== PROBLEM DESCRIPTION ==
Print out each entry below exactly, please.
### TASK DATA
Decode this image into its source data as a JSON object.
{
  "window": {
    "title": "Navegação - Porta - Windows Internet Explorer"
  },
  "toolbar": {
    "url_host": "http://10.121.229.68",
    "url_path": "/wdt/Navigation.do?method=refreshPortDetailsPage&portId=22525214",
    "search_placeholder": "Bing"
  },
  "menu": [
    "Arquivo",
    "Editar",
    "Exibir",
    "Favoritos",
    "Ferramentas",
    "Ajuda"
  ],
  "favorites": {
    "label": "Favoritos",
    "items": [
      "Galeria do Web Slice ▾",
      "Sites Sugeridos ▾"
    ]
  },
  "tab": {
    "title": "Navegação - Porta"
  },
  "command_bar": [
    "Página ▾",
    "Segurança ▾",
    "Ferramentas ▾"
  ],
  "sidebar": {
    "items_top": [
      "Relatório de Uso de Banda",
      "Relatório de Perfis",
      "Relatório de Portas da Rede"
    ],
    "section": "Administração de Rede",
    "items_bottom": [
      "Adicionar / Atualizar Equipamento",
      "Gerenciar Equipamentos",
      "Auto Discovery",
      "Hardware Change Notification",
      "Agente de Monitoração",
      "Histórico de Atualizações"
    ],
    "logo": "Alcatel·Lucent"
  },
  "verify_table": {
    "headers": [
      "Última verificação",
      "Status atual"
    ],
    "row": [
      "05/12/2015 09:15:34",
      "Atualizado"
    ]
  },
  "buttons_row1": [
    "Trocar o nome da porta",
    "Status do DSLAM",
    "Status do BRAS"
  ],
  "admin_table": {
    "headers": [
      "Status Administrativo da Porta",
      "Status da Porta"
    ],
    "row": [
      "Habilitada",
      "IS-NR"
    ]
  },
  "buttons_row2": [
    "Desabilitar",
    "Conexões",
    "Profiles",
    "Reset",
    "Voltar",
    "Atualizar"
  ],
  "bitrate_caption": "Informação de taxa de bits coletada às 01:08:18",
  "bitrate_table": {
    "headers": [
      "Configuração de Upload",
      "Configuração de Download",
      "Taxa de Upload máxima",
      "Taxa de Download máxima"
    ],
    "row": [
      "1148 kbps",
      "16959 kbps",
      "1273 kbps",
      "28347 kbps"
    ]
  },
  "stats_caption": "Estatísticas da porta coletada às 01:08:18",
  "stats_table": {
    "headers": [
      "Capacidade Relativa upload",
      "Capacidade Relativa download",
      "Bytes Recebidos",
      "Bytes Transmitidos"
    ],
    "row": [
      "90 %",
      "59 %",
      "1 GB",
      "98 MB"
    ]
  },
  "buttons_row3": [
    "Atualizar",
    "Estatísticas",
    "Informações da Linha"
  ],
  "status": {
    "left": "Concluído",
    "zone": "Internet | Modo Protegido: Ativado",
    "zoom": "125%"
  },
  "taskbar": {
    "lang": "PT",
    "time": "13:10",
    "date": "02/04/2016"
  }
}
######
== EXERCISE OUTPUT ==
Decode this image into its source data as a JSON object.
{
  "window": {
    "title": "Navegação - Porta - Windows Internet Explorer"
  },
  "toolbar": {
    "url_host": "http://10.121.229.68",
    "url_path": "/wdt/Navigation.do?method=refreshPortDetailsPage&portId=22525214",
    "search_placeholder": "Bing"
  },
  "menu": [
    "Arquivo",
    "Editar",
    "Exibir",
    "Favoritos",
    "Ferramentas",
    "Ajuda"
  ],
  "favorites": {
    "label": "Favoritos",
    "items": [
      "Galeria do Web Slice ▾",
      "Sites Sugeridos ▾"
    ]
  },
  "tab": {
    "title": "Navegação - Porta"
  },
  "command_bar": [
    "Página ▾",
    "Segurança ▾",
    "Ferramentas ▾"
  ],
  "sidebar": {
    "items_top": [
      "Relatório de Uso de Banda",
      "Relatório de Perfis",
      "Relatório de Portas da Rede"
    ],
    "section": "Administração de Rede",
    "items_bottom": [
      "Adicionar / Atualizar Equipamento",
      "Gerenciar Equipamentos",
      "Auto Discovery",
      "Hardware Change Notification",
      "Agente de Monitoração",
      "Histórico de Atualizações"
    ],
    "logo": "Alcatel·Lucent"
  },
  "verify_table": {
    "headers": [
      "Última verificação",
      "Status atual"
    ],
    "row": [
      "05/12/2015 09:15:34",
      "Atualizado"
    ]
  },
  "buttons_row1": [
    "Trocar o nome da porta",
    "Status do DSLAM",
    "Status do BRAS"
  ],
  "admin_table": {
    "headers": [
      "Status Administrativo da Porta",
      "Status da Porta"
    ],
    "row": [
      "Habilitada",
      "IS-NR"
    ]
  },
  "buttons_row2": [
    "Desabilitar",
    "Conexões",
    "Profiles",
    "Reset",
    "Voltar",
    "Atualizar"
  ],
  "bitrate_caption": "Informação de taxa de bits coletada às 01:08:18",
  "bitrate_table": {
    "headers": [
      "Configuração de Upload",
      "Configuração de Download",
      "Taxa de Upload máxima",
      "Taxa de Download máxima"
    ],
    "row": [
      "1148 kbps",
      "16959 kbps",
      "1273 kbps",
      "28347 kbps"
    ]
  },
  "stats_caption": "Estatísticas da porta coletada às 01:08:18",
  "stats_table": {
    "headers": [
      "Capacidade Relativa upload",
      "Capacidade Relativa download",
      "Bytes Recebidos",
      "Bytes Transmitidos"
    ],
    "row": [
      "90 %",
      "59 %",
      "1 GB",
      "98 MB"
    ]
  },
  "buttons_row3": [
    "Atualizar",
    "Estatísticas",
    "Informações da Linha"
  ],
  "status": {
    "left": "Concluído",
    "zone": "Internet | Modo Protegido: Ativado",
    "zoom": "125%"
  },
  "taskbar": {
    "lang": "PT",
    "time": "13:10",
    "date": "02/04/2016"
  }
}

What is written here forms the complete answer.